* **Task to complete**:
Exactly reproduce the lines that follow.

* **Material provided**:
==================================================
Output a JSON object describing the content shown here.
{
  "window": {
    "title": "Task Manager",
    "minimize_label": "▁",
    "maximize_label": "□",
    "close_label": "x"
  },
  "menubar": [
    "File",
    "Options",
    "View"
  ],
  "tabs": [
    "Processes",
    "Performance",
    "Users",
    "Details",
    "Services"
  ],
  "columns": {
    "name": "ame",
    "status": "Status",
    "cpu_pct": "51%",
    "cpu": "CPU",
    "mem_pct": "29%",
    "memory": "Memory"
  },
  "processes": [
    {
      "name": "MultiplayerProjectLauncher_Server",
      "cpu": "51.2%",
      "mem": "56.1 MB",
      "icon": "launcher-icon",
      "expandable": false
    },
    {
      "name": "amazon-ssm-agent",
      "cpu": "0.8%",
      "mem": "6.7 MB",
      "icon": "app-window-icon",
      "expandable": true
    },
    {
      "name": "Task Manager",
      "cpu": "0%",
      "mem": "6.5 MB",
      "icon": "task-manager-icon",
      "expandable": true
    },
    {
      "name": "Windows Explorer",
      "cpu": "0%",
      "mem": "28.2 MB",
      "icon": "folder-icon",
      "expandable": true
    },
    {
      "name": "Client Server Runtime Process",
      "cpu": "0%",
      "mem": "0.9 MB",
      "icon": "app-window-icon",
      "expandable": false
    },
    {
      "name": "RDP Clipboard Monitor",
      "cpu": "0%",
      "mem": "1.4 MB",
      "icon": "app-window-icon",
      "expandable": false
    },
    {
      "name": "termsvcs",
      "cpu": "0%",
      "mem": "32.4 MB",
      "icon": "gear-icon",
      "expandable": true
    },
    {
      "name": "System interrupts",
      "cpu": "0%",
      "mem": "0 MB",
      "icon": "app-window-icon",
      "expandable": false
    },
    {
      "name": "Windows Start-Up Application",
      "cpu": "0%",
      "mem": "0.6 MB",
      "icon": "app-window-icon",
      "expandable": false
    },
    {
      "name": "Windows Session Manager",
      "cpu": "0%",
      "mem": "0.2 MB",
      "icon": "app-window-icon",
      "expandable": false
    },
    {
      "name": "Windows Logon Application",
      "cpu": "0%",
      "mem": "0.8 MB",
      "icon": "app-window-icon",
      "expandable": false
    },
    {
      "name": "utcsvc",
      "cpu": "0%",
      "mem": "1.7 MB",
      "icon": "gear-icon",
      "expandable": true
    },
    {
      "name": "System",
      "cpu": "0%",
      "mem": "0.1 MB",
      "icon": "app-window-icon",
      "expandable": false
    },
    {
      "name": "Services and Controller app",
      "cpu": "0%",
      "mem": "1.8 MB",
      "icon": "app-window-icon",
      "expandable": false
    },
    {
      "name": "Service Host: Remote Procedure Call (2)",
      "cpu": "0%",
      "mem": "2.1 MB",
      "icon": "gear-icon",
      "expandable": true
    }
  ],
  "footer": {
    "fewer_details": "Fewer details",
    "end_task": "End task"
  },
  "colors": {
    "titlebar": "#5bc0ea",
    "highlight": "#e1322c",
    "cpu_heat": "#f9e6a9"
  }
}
==================================================
* **Solution to the exercise**:
Output a JSON object describing the content shown here.
{
  "window": {
    "title": "Task Manager",
    "minimize_label": "▁",
    "maximize_label": "□",
    "close_label": "x"
  },
  "menubar": [
    "File",
    "Options",
    "View"
  ],
  "tabs": [
    "Processes",
    "Performance",
    "Users",
    "Details",
    "Services"
  ],
  "columns": {
    "name": "ame",
    "status": "Status",
    "cpu_pct": "51%",
    "cpu": "CPU",
    "mem_pct": "29%",
    "memory": "Memory"
  },
  "processes": [
    {
      "name": "MultiplayerProjectLauncher_Server",
      "cpu": "51.2%",
      "mem": "56.1 MB",
      "icon": "launcher-icon",
      "expandable": false
    },
    {
      "name": "amazon-ssm-agent",
      "cpu": "0.8%",
      "mem": "6.7 MB",
      "icon": "app-window-icon",
      "expandable": true
    },
    {
      "name": "Task Manager",
      "cpu": "0%",
      "mem": "6.5 MB",
      "icon": "task-manager-icon",
      "expandable": true
    },
    {
      "name": "Windows Explorer",
      "cpu": "0%",
      "mem": "28.2 MB",
      "icon": "folder-icon",
      "expandable": true
    },
    {
      "name": "Client Server Runtime Process",
      "cpu": "0%",
      "mem": "0.9 MB",
      "icon": "app-window-icon",
      "expandable": false
    },
    {
      "name": "RDP Clipboard Monitor",
      "cpu": "0%",
      "mem": "1.4 MB",
      "icon": "app-window-icon",
      "expandable": false
    },
    {
      "name": "termsvcs",
      "cpu": "0%",
      "mem": "32.4 MB",
      "icon": "gear-icon",
      "expandable": true
    },
    {
      "name": "System interrupts",
      "cpu": "0%",
      "mem": "0 MB",
      "icon": "app-window-icon",
      "expandable": false
    },
    {
      "name": "Windows Start-Up Application",
      "cpu": "0%",
      "mem": "0.6 MB",
      "icon": "app-window-icon",
      "expandable": false
    },
    {
      "name": "Windows Session Manager",
      "cpu": "0%",
      "mem": "0.2 MB",
      "icon": "app-window-icon",
      "expandable": false
    },
    {
      "name": "Windows Logon Application",
      "cpu": "0%",
      "mem": "0.8 MB",
      "icon": "app-window-icon",
      "expandable": false
    },
    {
      "name": "utcsvc",
      "cpu": "0%",
      "mem": "1.7 MB",
      "icon": "gear-icon",
      "expandable": true
    },
    {
      "name": "System",
      "cpu": "0%",
      "mem": "0.1 MB",
      "icon": "app-window-icon",
      "expandable": false
    },
    {
      "name": "Services and Controller app",
      "cpu": "0%",
      "mem": "1.8 MB",
      "icon": "app-window-icon",
      "expandable": false
    },
    {
      "name": "Service Host: Remote Procedure Call (2)",
      "cpu": "0%",
      "mem": "2.1 MB",
      "icon": "gear-icon",
      "expandable": true
    }
  ],
  "footer": {
    "fewer_details": "Fewer details",
    "end_task": "End task"
  },
  "colors": {
    "titlebar": "#5bc0ea",
    "highlight": "#e1322c",
    "cpu_heat": "#f9e6a9"
  }
}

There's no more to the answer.